Heather Wolpert-Gawron

Blogging with Middle Schoolers: Frontloading and First Steps

By on September 8, 2010

So I just finished introducing blogging to my middle school classes. They are hooked, as each year before them was hooked. I use it as a substitute for Reading Logs, that dreaded love-of-reading killer which causes eye rolls in many a Language Arts class. Rather than simply log the quantity of books, perhaps embellishing with a short summary or bibliographical entry, I have them discuss quality.

The discussions are rich, organic, and run themselves. All I needed to do was have the patience to set it up right. So I’ve pulled together some steps that I’ve been working on for the past couple of years that help introduce students to the art of blogging without neglecting the science of building community and collaboration.

1. First give them a technology survey. After all, you need to know who has access and who does not. That way, you can strategize options for students who are not online at home. I do not believe that we can hold classes or schools back, creating an ever-widening gap, by holding out for students who do not yet have access. It is our responsibility, however, to provide options. I offer lunchtime or after school computer use in my classroom. The local library is willing to reserve computers at certain times. And our school media center has a couple that are available as well.

2. Show them what a blog is. I first show them the little video by Commoncraft.com, “Blogging in Plain English.
Then I show them examples of other blogs. I might show them one of my own book reviews or an author’s blog or even look at the give and take in some Amazon book discussions. (I, of course, scout ahead for appropriateness. I never assume the link or the content from one year is able to be used again the next year without previewing it first.)

3. Hand out a simple list of the basic rules of Netiquette for How to Comment on a Blog. I use the ones for a middle school workbook I wrote for Teacher Created Resources. I have them here with their permission. Even just going over rules helps to set a tone of expectations.

4. We do offline blogging first. I think offline blogging is an important step because it demystifies the process and breaks it down into a more tactile activity. Basically, I print out 4 different online book reviews (one for each kid at a table group to read.) I attach a template that includes user name, subject line, and comment field to the end of the review. It’s just three boxes of differing sizes to mimic what they will see online. (I actually attach multiple templates so that multiple students can comment.) The students read the review, then fill in their user name (their first name + last initial), the subject line (which is the main idea of their upcoming comment), and their comment. Then they rotate their review to the next person in their group for that person to comment on. After the first student, the kids have the option to comment on the initial review or comment on another student’s comment. By the time a few students have rotated their reviews around, the list of comments has noticeably grown, and the students get the idea of blogging by creating the visual themselves. Here’s also a hint: use books from your own classroom library and they’ll be checked out by the middle of first period. This year I used Uglies, Shiver, The Hunger Games, and Everlost.
= = =
_Aim of the exercise:_
Resume the article on introducing blogging to middle schoolers, beginning right after its last sentence about the books used this year.
= = =
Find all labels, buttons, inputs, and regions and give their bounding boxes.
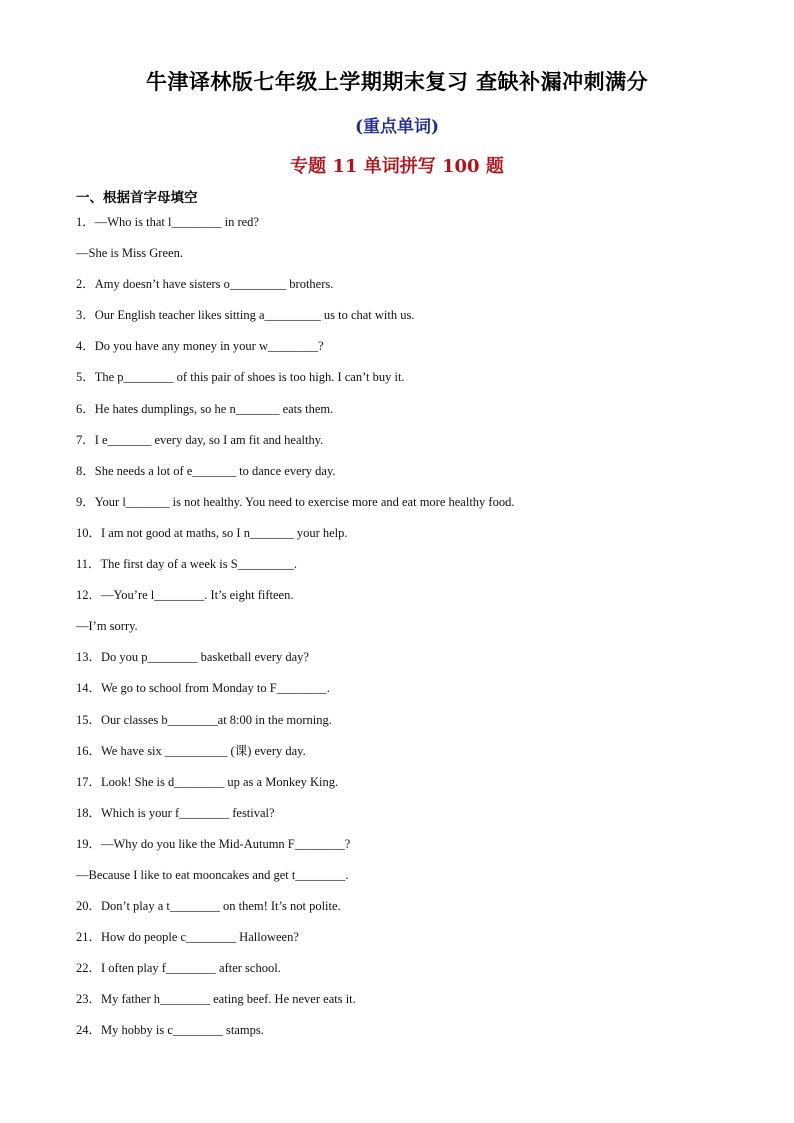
page-subtitle: (重点单词) bbox=[354, 117, 440, 137]
question-line: 5．The p________ of this pair of shoes is too high. I can’t buy it. bbox=[76, 370, 405, 385]
answer-line: —She is Miss Green. bbox=[76, 246, 183, 261]
question-line: 3．Our English teacher likes sitting a_________ us to chat with us. bbox=[76, 308, 415, 323]
question-line: 16．We have six __________ (课) every day. bbox=[76, 743, 306, 758]
question-line: 8．She needs a lot of e_______ to dance every day. bbox=[76, 463, 336, 478]
question-line: 20．Don’t play a t________ on them! It’s not polite. bbox=[76, 899, 341, 914]
question-line: 10．I am not good at maths, so I n_______ your help. bbox=[76, 525, 348, 540]
question-line: 12．—You’re l________. It’s eight fifteen. bbox=[76, 588, 294, 603]
question-line: 2．Amy doesn’t have sisters o_________ brothers. bbox=[76, 277, 334, 292]
question-line: 23．My father h________ eating beef. He never eats it. bbox=[76, 992, 356, 1007]
answer-line: —Because I like to eat mooncakes and get t________. bbox=[76, 867, 349, 882]
question-line: 22．I often play f________ after school. bbox=[76, 961, 281, 976]
question-list bbox=[76, 212, 736, 1052]
question-line: 9．Your l_______ is not healthy. You need to exercise more and eat more healthy food. bbox=[76, 494, 515, 509]
page-title: 牛津译林版七年级上学期期末复习 查缺补漏冲刺满分 bbox=[145, 69, 649, 94]
question-line: 14．We go to school from Monday to F________. bbox=[76, 681, 330, 696]
question-line: 6．He hates dumplings, so he n_______ eats them. bbox=[76, 401, 334, 416]
answer-line: —I’m sorry. bbox=[76, 619, 138, 634]
question-line: 7．I e_______ every day, so I am fit and healthy. bbox=[76, 432, 324, 447]
section-heading: 一、根据首字母填空 bbox=[76, 190, 198, 206]
question-line: 19．—Why do you like the Mid-Autumn F________? bbox=[76, 836, 351, 851]
question-line: 11．The first day of a week is S_________. bbox=[76, 557, 298, 572]
question-line: 1．—Who is that l________ in red? bbox=[76, 215, 259, 229]
question-line: 18．Which is your f________ festival? bbox=[76, 805, 275, 820]
question-line: 13．Do you p________ basketball every day? bbox=[76, 650, 309, 665]
question-line: 17．Look! She is d________ up as a Monkey King. bbox=[76, 774, 339, 789]
topic-heading: 专题 11 单词拼写 100 题 bbox=[290, 156, 504, 177]
question-line: 4．Do you have any money in your w________? bbox=[76, 339, 324, 354]
question-line: 15．Our classes b________at 8:00 in the morning. bbox=[76, 712, 332, 727]
question-line: 21．How do people c________ Halloween? bbox=[76, 930, 299, 945]
question-line: 24．My hobby is c________ stamps. bbox=[76, 1023, 264, 1038]
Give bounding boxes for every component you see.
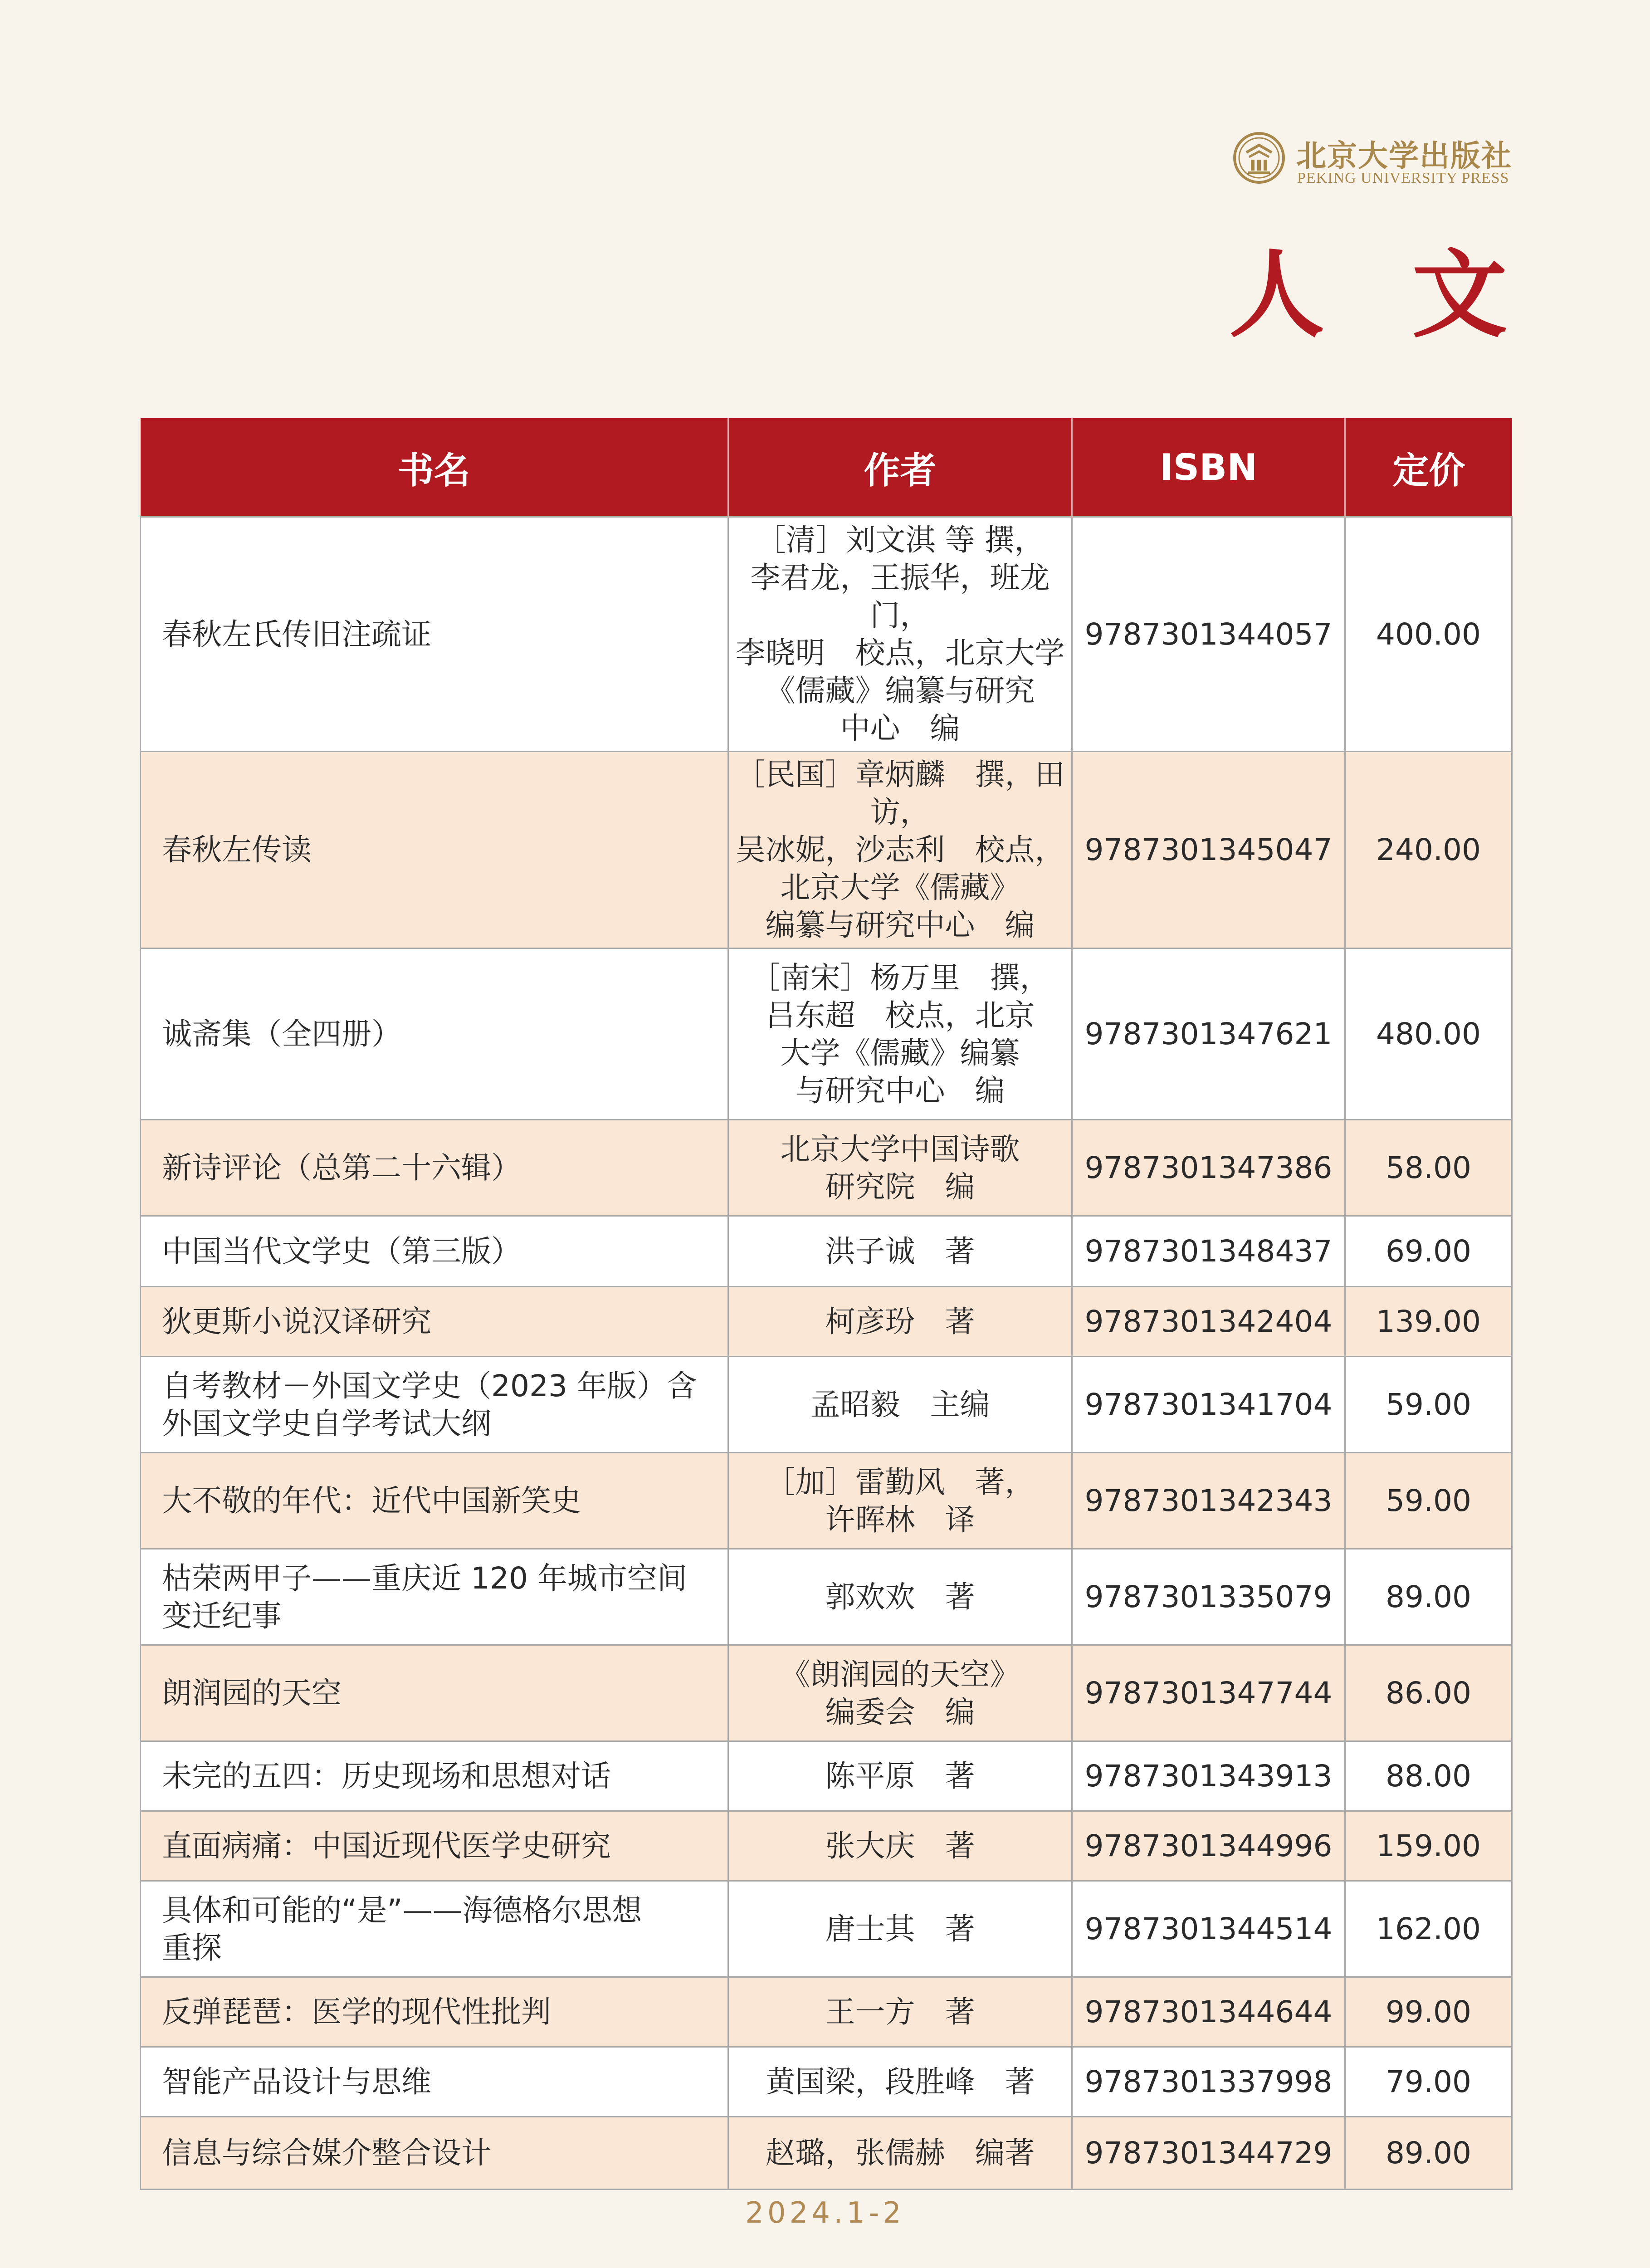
= = =
_Expected answer:_
5. Have the students choose their own book club groups. I say no more than 5 kids in a group, and I believe that student choice, whenever possible, is key to middle school buy-in. These students won’t be working together face to face, only online, so it won’t be a classroom management issue to allow them this treat.

6. Hand out Guidelines on How to Write a Discussion Post. You can get a copy of mine here that is based on a version first designed by my awesome colleague and fellow Writing Project mentor, Liz Harrington. This gives students a sense of your expectations regardless of the book they are currently reading or where they are in their book. Incidentally, if you teach a subject other than Language Arts, it’s a good idea to hand out guidelines about what you want them to be posting about: what to base their topics on, where to find concepts, etc…just to get them started. They can blog about how they discovered the solution to an equation or predict the outcome of an upcoming experiment. Anything with guidelines can be used to begin an online conversation.

7. Still working offline, I have them turn in a final draft of their first discussion post on paper before we go to the computer lab. This will be the only time they turn this in to me other than as an online post. It’s just a format they are used to and it allows me an easy way to make sure everyone’s prepared before going up to the lab for the first time. Everyone needs to be on the same page to learn the skill.

8. Once in the lab, introduce them to your blogging program. I use www.kidblog.org. It can be a little buggy, but it’s safe, fantastically user friendly, and forgiving. It takes 5 minutes to learn, and 5 minutes to set up. Show them a post that you’ve created already on the same subject that follows their same guidelines. Model, model, model. Have the students log on and comment on your post. This way, you can give quick feedback on their commenting quality before they comment on each others’ posts.

9. Have them type their discussion post into a new post entry and teach them to link a piece of their text to a website or image as a further resource for their readers. I think linking is a vital skill that students in this digital age should learn. It’s an added layer of comprehension that the author shares with you and an added dimension of information to which a reader has access. Once their post is typed and a piece of text is linked to an online resource, the students can click to publish (which actually goes to you for approval first on many programs.)

10. Skim for appropriateness and publish their first discussion post. Then spend some time privately commenting on each of their posts, give them a score, whatever, while the kids begin publicly commenting on the published posts from the members of their book club group. Eventually, however, you’ll notice that students will start commenting on everyone’s posts. They can’t help it. Blogging’s addictive.

I have no doubt that there is a more efficient way to frontload blogging in your classroom. But this is what’s worked for me, especially with kids who have no freaking clue what I’m talking about when I first approach them the the “b” word.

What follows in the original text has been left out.